** START Data to use **

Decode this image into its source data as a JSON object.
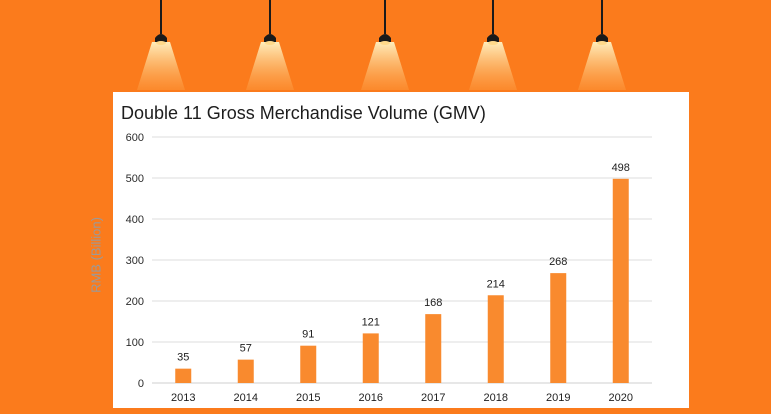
{
  "chart_data": {
    "type": "bar",
    "title": "Double 11 Gross Merchandise Volume (GMV)",
    "xlabel": "",
    "ylabel": "RMB (Billion)",
    "categories": [
      "2013",
      "2014",
      "2015",
      "2016",
      "2017",
      "2018",
      "2019",
      "2020"
    ],
    "values": [
      35,
      57,
      91,
      121,
      168,
      214,
      268,
      498
    ],
    "ylim": [
      0,
      600
    ],
    "yticks": [
      0,
      100,
      200,
      300,
      400,
      500,
      600
    ],
    "grid": true,
    "data_labels": true
  },
  "colors": {
    "background": "#fb7b1c",
    "bar": "#f98a2e",
    "grid": "#dcdcdc",
    "lamp_cord": "#1a1a1a",
    "lamp_light": "#ffd98a"
  }
}
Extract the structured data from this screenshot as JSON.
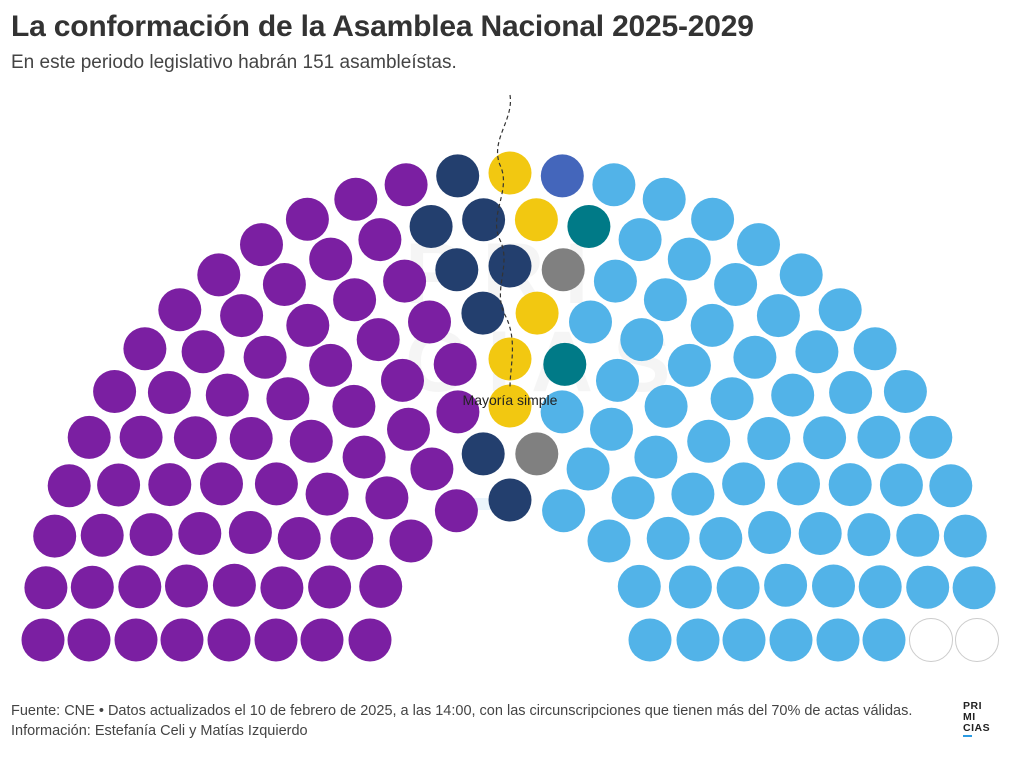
{
  "header": {
    "title": "La conformación de la Asamblea Nacional 2025-2029",
    "subtitle": "En este periodo legislativo habrán 151 asambleístas."
  },
  "chart_data": {
    "type": "parliament",
    "total_seats": 151,
    "colors": {
      "purple": "#7b1fa2",
      "navy": "#233f6e",
      "yellow": "#f2c811",
      "blue": "#4466bb",
      "gray": "#808080",
      "teal": "#007a87",
      "lightblue": "#52b3e8",
      "empty": "#ffffff"
    },
    "series": [
      {
        "color": "purple",
        "seats": 67
      },
      {
        "color": "navy",
        "seats": 8
      },
      {
        "color": "yellow",
        "seats": 5
      },
      {
        "color": "blue",
        "seats": 1
      },
      {
        "color": "gray",
        "seats": 2
      },
      {
        "color": "teal",
        "seats": 2
      },
      {
        "color": "lightblue",
        "seats": 64
      },
      {
        "color": "empty",
        "seats": 2
      }
    ],
    "annotations": [
      {
        "text": "Mayoría simple"
      }
    ]
  },
  "watermark": {
    "line1": "PRI",
    "line2": "CIAS"
  },
  "footer": {
    "source": "Fuente: CNE • Datos actualizados el 10 de febrero de 2025, a las 14:00, con las circunscripciones que tienen más del 70% de actas válidas.",
    "credits": "Información: Estefanía Celi y Matías Izquierdo"
  },
  "logo": {
    "line1": "PRI",
    "line2": "MI",
    "line3": "CIAS"
  }
}
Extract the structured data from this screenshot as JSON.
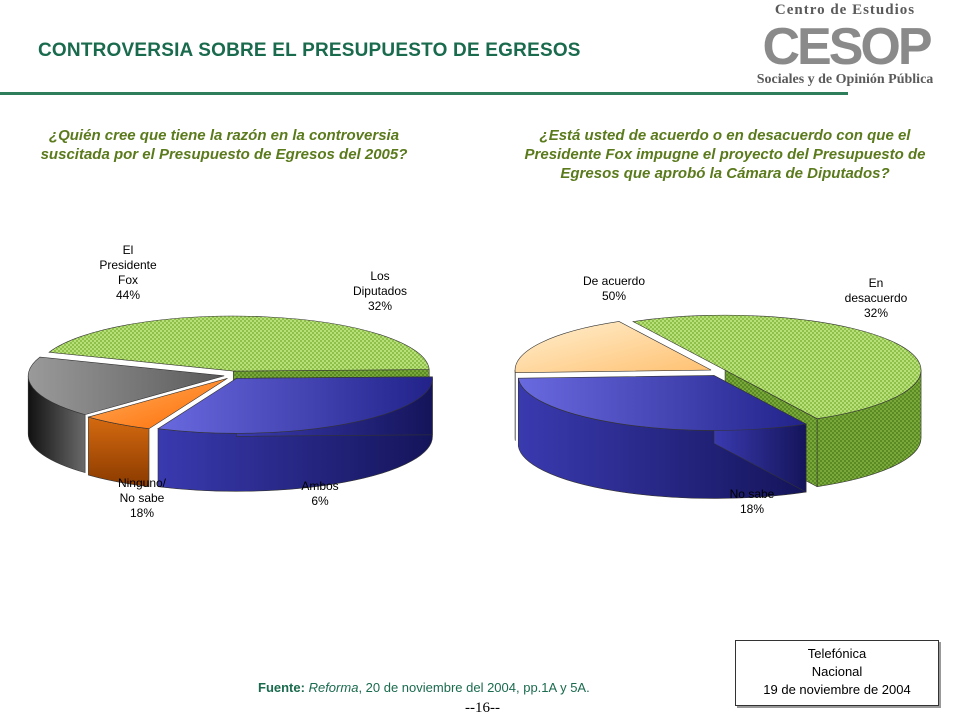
{
  "header": {
    "title": "CONTROVERSIA SOBRE EL PRESUPUESTO DE EGRESOS",
    "logo_top": "Centro de Estudios",
    "logo_word": "CESOP",
    "logo_bottom": "Sociales y de Opinión Pública"
  },
  "colors": {
    "title": "#1a6b4e",
    "question": "#5a7a1c",
    "rule": "#2e7d5b",
    "green_slice": "#a8d66a",
    "blue_slice": "#2c2c9e",
    "orange_slice": "#ff7f00",
    "gray_slice": "#6e6e6e",
    "peach_slice": "#ffd9a0"
  },
  "chart_data": [
    {
      "type": "pie",
      "title": "¿Quién cree que tiene la razón en la controversia suscitada por el Presupuesto de Egresos del 2005?",
      "slices": [
        {
          "label_lines": [
            "El",
            "Presidente",
            "Fox",
            "44%"
          ],
          "name": "El Presidente Fox",
          "value": 44,
          "color": "green"
        },
        {
          "label_lines": [
            "Los",
            "Diputados",
            "32%"
          ],
          "name": "Los Diputados",
          "value": 32,
          "color": "blue"
        },
        {
          "label_lines": [
            "Ambos",
            "6%"
          ],
          "name": "Ambos",
          "value": 6,
          "color": "orange"
        },
        {
          "label_lines": [
            "Ninguno/",
            "No sabe",
            "18%"
          ],
          "name": "Ninguno/ No sabe",
          "value": 18,
          "color": "gray"
        }
      ]
    },
    {
      "type": "pie",
      "title": "¿Está usted de acuerdo o en desacuerdo con que el Presidente Fox impugne el proyecto del Presupuesto de Egresos que aprobó la Cámara de Diputados?",
      "slices": [
        {
          "label_lines": [
            "De acuerdo",
            "50%"
          ],
          "name": "De acuerdo",
          "value": 50,
          "color": "green"
        },
        {
          "label_lines": [
            "En",
            "desacuerdo",
            "32%"
          ],
          "name": "En desacuerdo",
          "value": 32,
          "color": "blue"
        },
        {
          "label_lines": [
            "No sabe",
            "18%"
          ],
          "name": "No sabe",
          "value": 18,
          "color": "peach"
        }
      ]
    }
  ],
  "footer": {
    "source_label": "Fuente:",
    "source_pub": "Reforma",
    "source_rest": ", 20 de noviembre del 2004, pp.1A y 5A.",
    "page_number": "--16--"
  },
  "note": {
    "line1": "Telefónica",
    "line2": "Nacional",
    "line3": "19 de noviembre de 2004"
  }
}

** END Data to use **

* _Problem to work on_
Print each record exactly as it stands, leaving the images out.

* _Result of the exercise_
Decode this image into its source data as a JSON object.
{
  "chart_data": {
    "type": "bar",
    "title": "Double 11 Gross Merchandise Volume (GMV)",
    "xlabel": "",
    "ylabel": "RMB (Billion)",
    "categories": [
      "2013",
      "2014",
      "2015",
      "2016",
      "2017",
      "2018",
      "2019",
      "2020"
    ],
    "values": [
      35,
      57,
      91,
      121,
      168,
      214,
      268,
      498
    ],
    "ylim": [
      0,
      600
    ],
    "yticks": [
      0,
      100,
      200,
      300,
      400,
      500,
      600
    ],
    "grid": true,
    "data_labels": true
  },
  "colors": {
    "background": "#fb7b1c",
    "bar": "#f98a2e",
    "grid": "#dcdcdc",
    "lamp_cord": "#1a1a1a",
    "lamp_light": "#ffd98a"
  }
}
Extract the structured data from this screenshot as JSON.
{
  "header": {
    "title": "La conformación de la Asamblea Nacional 2025-2029",
    "subtitle": "En este periodo legislativo habrán 151 asambleístas."
  },
  "chart_data": {
    "type": "parliament",
    "total_seats": 151,
    "colors": {
      "purple": "#7b1fa2",
      "navy": "#233f6e",
      "yellow": "#f2c811",
      "blue": "#4466bb",
      "gray": "#808080",
      "teal": "#007a87",
      "lightblue": "#52b3e8",
      "empty": "#ffffff"
    },
    "series": [
      {
        "color": "purple",
        "seats": 67
      },
      {
        "color": "navy",
        "seats": 8
      },
      {
        "color": "yellow",
        "seats": 5
      },
      {
        "color": "blue",
        "seats": 1
      },
      {
        "color": "gray",
        "seats": 2
      },
      {
        "color": "teal",
        "seats": 2
      },
      {
        "color": "lightblue",
        "seats": 64
      },
      {
        "color": "empty",
        "seats": 2
      }
    ],
    "annotations": [
      {
        "text": "Mayoría simple"
      }
    ]
  },
  "watermark": {
    "line1": "PRI",
    "line2": "CIAS"
  },
  "footer": {
    "source": "Fuente: CNE • Datos actualizados el 10 de febrero de 2025, a las 14:00, con las circunscripciones que tienen más del 70% de actas válidas.",
    "credits": "Información: Estefanía Celi y Matías Izquierdo"
  },
  "logo": {
    "line1": "PRI",
    "line2": "MI",
    "line3": "CIAS"
  }
}
Extract the structured data from this screenshot as JSON.
{
  "header": {
    "title": "CONTROVERSIA SOBRE EL PRESUPUESTO DE EGRESOS",
    "logo_top": "Centro de Estudios",
    "logo_word": "CESOP",
    "logo_bottom": "Sociales y de Opinión Pública"
  },
  "colors": {
    "title": "#1a6b4e",
    "question": "#5a7a1c",
    "rule": "#2e7d5b",
    "green_slice": "#a8d66a",
    "blue_slice": "#2c2c9e",
    "orange_slice": "#ff7f00",
    "gray_slice": "#6e6e6e",
    "peach_slice": "#ffd9a0"
  },
  "chart_data": [
    {
      "type": "pie",
      "title": "¿Quién cree que tiene la razón en la controversia suscitada por el Presupuesto de Egresos del 2005?",
      "slices": [
        {
          "label_lines": [
            "El",
            "Presidente",
            "Fox",
            "44%"
          ],
          "name": "El Presidente Fox",
          "value": 44,
          "color": "green"
        },
        {
          "label_lines": [
            "Los",
            "Diputados",
            "32%"
          ],
          "name": "Los Diputados",
          "value": 32,
          "color": "blue"
        },
        {
          "label_lines": [
            "Ambos",
            "6%"
          ],
          "name": "Ambos",
          "value": 6,
          "color": "orange"
        },
        {
          "label_lines": [
            "Ninguno/",
            "No sabe",
            "18%"
          ],
          "name": "Ninguno/ No sabe",
          "value": 18,
          "color": "gray"
        }
      ]
    },
    {
      "type": "pie",
      "title": "¿Está usted de acuerdo o en desacuerdo con que el Presidente Fox impugne el proyecto del Presupuesto de Egresos que aprobó la Cámara de Diputados?",
      "slices": [
        {
          "label_lines": [
            "De acuerdo",
            "50%"
          ],
          "name": "De acuerdo",
          "value": 50,
          "color": "green"
        },
        {
          "label_lines": [
            "En",
            "desacuerdo",
            "32%"
          ],
          "name": "En desacuerdo",
          "value": 32,
          "color": "blue"
        },
        {
          "label_lines": [
            "No sabe",
            "18%"
          ],
          "name": "No sabe",
          "value": 18,
          "color": "peach"
        }
      ]
    }
  ],
  "footer": {
    "source_label": "Fuente:",
    "source_pub": "Reforma",
    "source_rest": ", 20 de noviembre del 2004, pp.1A y 5A.",
    "page_number": "--16--"
  },
  "note": {
    "line1": "Telefónica",
    "line2": "Nacional",
    "line3": "19 de noviembre de 2004"
  }
}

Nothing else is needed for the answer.